### Material to process
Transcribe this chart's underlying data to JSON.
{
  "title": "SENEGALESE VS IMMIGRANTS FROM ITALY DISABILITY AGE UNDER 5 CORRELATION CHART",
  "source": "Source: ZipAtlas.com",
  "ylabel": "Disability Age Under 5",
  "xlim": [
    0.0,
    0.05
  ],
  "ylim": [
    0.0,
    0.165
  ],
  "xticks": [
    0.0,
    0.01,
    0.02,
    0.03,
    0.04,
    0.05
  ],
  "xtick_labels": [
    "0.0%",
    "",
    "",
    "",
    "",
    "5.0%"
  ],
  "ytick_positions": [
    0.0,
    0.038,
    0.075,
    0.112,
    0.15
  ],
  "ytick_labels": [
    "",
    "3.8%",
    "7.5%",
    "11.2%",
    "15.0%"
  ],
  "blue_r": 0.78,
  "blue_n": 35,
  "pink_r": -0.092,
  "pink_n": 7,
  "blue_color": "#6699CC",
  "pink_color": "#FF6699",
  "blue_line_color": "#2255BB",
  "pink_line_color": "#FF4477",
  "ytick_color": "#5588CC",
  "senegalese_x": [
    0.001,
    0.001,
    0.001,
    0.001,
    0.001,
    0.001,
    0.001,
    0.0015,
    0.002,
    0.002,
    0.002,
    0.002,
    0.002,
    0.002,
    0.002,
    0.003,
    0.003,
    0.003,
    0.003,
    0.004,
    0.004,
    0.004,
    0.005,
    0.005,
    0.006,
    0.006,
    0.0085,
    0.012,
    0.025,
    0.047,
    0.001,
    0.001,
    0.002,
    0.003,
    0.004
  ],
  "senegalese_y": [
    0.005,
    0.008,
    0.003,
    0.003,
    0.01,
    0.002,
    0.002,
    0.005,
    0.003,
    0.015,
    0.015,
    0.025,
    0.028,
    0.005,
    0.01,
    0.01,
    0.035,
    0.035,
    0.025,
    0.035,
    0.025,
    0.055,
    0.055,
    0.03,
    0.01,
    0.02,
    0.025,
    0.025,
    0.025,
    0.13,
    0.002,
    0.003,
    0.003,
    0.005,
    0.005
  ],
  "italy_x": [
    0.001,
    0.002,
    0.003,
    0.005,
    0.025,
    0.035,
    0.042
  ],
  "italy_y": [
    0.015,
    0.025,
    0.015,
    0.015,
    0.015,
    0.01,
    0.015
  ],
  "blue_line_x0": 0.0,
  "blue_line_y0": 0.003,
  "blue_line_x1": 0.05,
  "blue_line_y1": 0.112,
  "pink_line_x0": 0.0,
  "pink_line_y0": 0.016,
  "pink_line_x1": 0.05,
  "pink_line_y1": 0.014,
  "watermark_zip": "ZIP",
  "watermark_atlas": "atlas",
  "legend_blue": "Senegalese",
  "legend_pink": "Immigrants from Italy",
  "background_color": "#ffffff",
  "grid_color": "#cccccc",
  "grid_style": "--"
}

### Exercise instructions
From the listing above, extract every line exactly as it stands.

### Solution below
Transcribe this chart's underlying data to JSON.
{
  "title": "SENEGALESE VS IMMIGRANTS FROM ITALY DISABILITY AGE UNDER 5 CORRELATION CHART",
  "source": "Source: ZipAtlas.com",
  "ylabel": "Disability Age Under 5",
  "xlim": [
    0.0,
    0.05
  ],
  "ylim": [
    0.0,
    0.165
  ],
  "xticks": [
    0.0,
    0.01,
    0.02,
    0.03,
    0.04,
    0.05
  ],
  "xtick_labels": [
    "0.0%",
    "",
    "",
    "",
    "",
    "5.0%"
  ],
  "ytick_positions": [
    0.0,
    0.038,
    0.075,
    0.112,
    0.15
  ],
  "ytick_labels": [
    "",
    "3.8%",
    "7.5%",
    "11.2%",
    "15.0%"
  ],
  "blue_r": 0.78,
  "blue_n": 35,
  "pink_r": -0.092,
  "pink_n": 7,
  "blue_color": "#6699CC",
  "pink_color": "#FF6699",
  "blue_line_color": "#2255BB",
  "pink_line_color": "#FF4477",
  "ytick_color": "#5588CC",
  "senegalese_x": [
    0.001,
    0.001,
    0.001,
    0.001,
    0.001,
    0.001,
    0.001,
    0.0015,
    0.002,
    0.002,
    0.002,
    0.002,
    0.002,
    0.002,
    0.002,
    0.003,
    0.003,
    0.003,
    0.003,
    0.004,
    0.004,
    0.004,
    0.005,
    0.005,
    0.006,
    0.006,
    0.0085,
    0.012,
    0.025,
    0.047,
    0.001,
    0.001,
    0.002,
    0.003,
    0.004
  ],
  "senegalese_y": [
    0.005,
    0.008,
    0.003,
    0.003,
    0.01,
    0.002,
    0.002,
    0.005,
    0.003,
    0.015,
    0.015,
    0.025,
    0.028,
    0.005,
    0.01,
    0.01,
    0.035,
    0.035,
    0.025,
    0.035,
    0.025,
    0.055,
    0.055,
    0.03,
    0.01,
    0.02,
    0.025,
    0.025,
    0.025,
    0.13,
    0.002,
    0.003,
    0.003,
    0.005,
    0.005
  ],
  "italy_x": [
    0.001,
    0.002,
    0.003,
    0.005,
    0.025,
    0.035,
    0.042
  ],
  "italy_y": [
    0.015,
    0.025,
    0.015,
    0.015,
    0.015,
    0.01,
    0.015
  ],
  "blue_line_x0": 0.0,
  "blue_line_y0": 0.003,
  "blue_line_x1": 0.05,
  "blue_line_y1": 0.112,
  "pink_line_x0": 0.0,
  "pink_line_y0": 0.016,
  "pink_line_x1": 0.05,
  "pink_line_y1": 0.014,
  "watermark_zip": "ZIP",
  "watermark_atlas": "atlas",
  "legend_blue": "Senegalese",
  "legend_pink": "Immigrants from Italy",
  "background_color": "#ffffff",
  "grid_color": "#cccccc",
  "grid_style": "--"
}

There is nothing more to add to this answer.